→ **Required work**: Return every line from the records below in which the word "låter" is found.

→ **Records drawn from a dataset**:
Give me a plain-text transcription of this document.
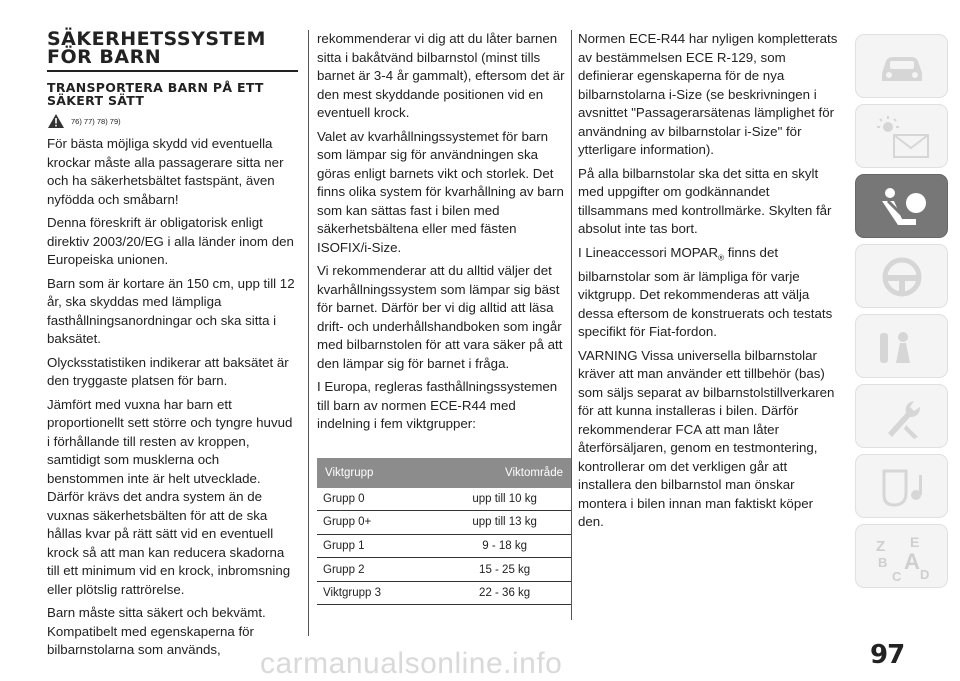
SÄKERHETSSYSTEM FÖR BARN
TRANSPORTERA BARN PÅ ETT SÄKERT SÄTT
76) 77) 78) 79)

För bästa möjliga skydd vid eventuella krockar måste alla passagerare sitta ner och ha säkerhetsbältet fastspänt, även nyfödda och småbarn!

Denna föreskrift är obligatorisk enligt direktiv 2003/20/EG i alla länder inom den Europeiska unionen.

Barn som är kortare än 150 cm, upp till 12 år, ska skyddas med lämpliga fasthållningsanordningar och ska sitta i baksätet.

Olycksstatistiken indikerar att baksätet är den tryggaste platsen för barn.

Jämfört med vuxna har barn ett proportionellt sett större och tyngre huvud i förhållande till resten av kroppen, samtidigt som musklerna och benstommen inte är helt utvecklade. Därför krävs det andra system än de vuxnas säkerhetsbälten för att de ska hållas kvar på rätt sätt vid en eventuell krock så att man kan reducera skadorna till ett minimum vid en krock, inbromsning eller plötslig rattrörelse.

Barn måste sitta säkert och bekvämt. Kompatibelt med egenskaperna för bilbarnstolarna som används,

rekommenderar vi dig att du låter barnen sitta i bakåtvänd bilbarnstol (minst tills barnet är 3-4 år gammalt), eftersom det är den mest skyddande positionen vid en eventuell krock.

Valet av kvarhållningssystemet för barn som lämpar sig för användningen ska göras enligt barnets vikt och storlek. Det finns olika system för kvarhållning av barn som kan sättas fast i bilen med säkerhetsbältena eller med fästen ISOFIX/i-Size.

Vi rekommenderar att du alltid väljer det kvarhållningssystem som lämpar sig bäst för barnet. Därför ber vi dig alltid att läsa drift- och underhållshandboken som ingår med bilbarnstolen för att vara säker på att den lämpar sig för barnet i fråga.

I Europa, regleras fasthållningssystemen till barn av normen ECE-R44 med indelning i fem viktgrupper:

Viktgrupp	Viktområde
Grupp 0	upp till 10 kg
Grupp 0+	upp till 13 kg
Grupp 1	9 - 18 kg
Grupp 2	15 - 25 kg
Viktgrupp 3	22 - 36 kg

Normen ECE-R44 har nyligen kompletterats av bestämmelsen ECE R-129, som definierar egenskaperna för de nya bilbarnstolarna i-Size (se beskrivningen i avsnittet "Passagerarsätenas lämplighet för användning av bilbarnstolar i-Size" för ytterligare information).

På alla bilbarnstolar ska det sitta en skylt med uppgifter om godkännandet tillsammans med kontrollmärke. Skylten får absolut inte tas bort.

I Lineaccessori $MOPAR_®$ finns det bilbarnstolar som är lämpliga för varje viktgrupp. Det rekommenderas att välja dessa eftersom de konstruerats och testats specifikt för Fiat-fordon.

VARNING Vissa universella bilbarnstolar kräver att man använder ett tillbehör (bas) som säljs separat av bilbarnstolstillverkaren för att kunna installeras i bilen. Därför rekommenderar FCA att man låter återförsäljaren, genom en testmontering, kontrollerar om det verkligen går att installera den bilbarnstol man önskar montera i bilen innan man faktiskt köper den.

Z E
B A
C D
97
carmanualsonline.info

→ **Answer space**:
rekommenderar vi dig att du låter barnen sitta i bakåtvänd bilbarnstol (minst tills barnet är 3-4 år gammalt), eftersom det är den mest skyddande positionen vid en eventuell krock.
VARNING Vissa universella bilbarnstolar kräver att man använder ett tillbehör (bas) som säljs separat av bilbarnstolstillverkaren för att kunna installeras i bilen. Därför rekommenderar FCA att man låter återförsäljaren, genom en testmontering, kontrollerar om det verkligen går att installera den bilbarnstol man önskar montera i bilen innan man faktiskt köper den.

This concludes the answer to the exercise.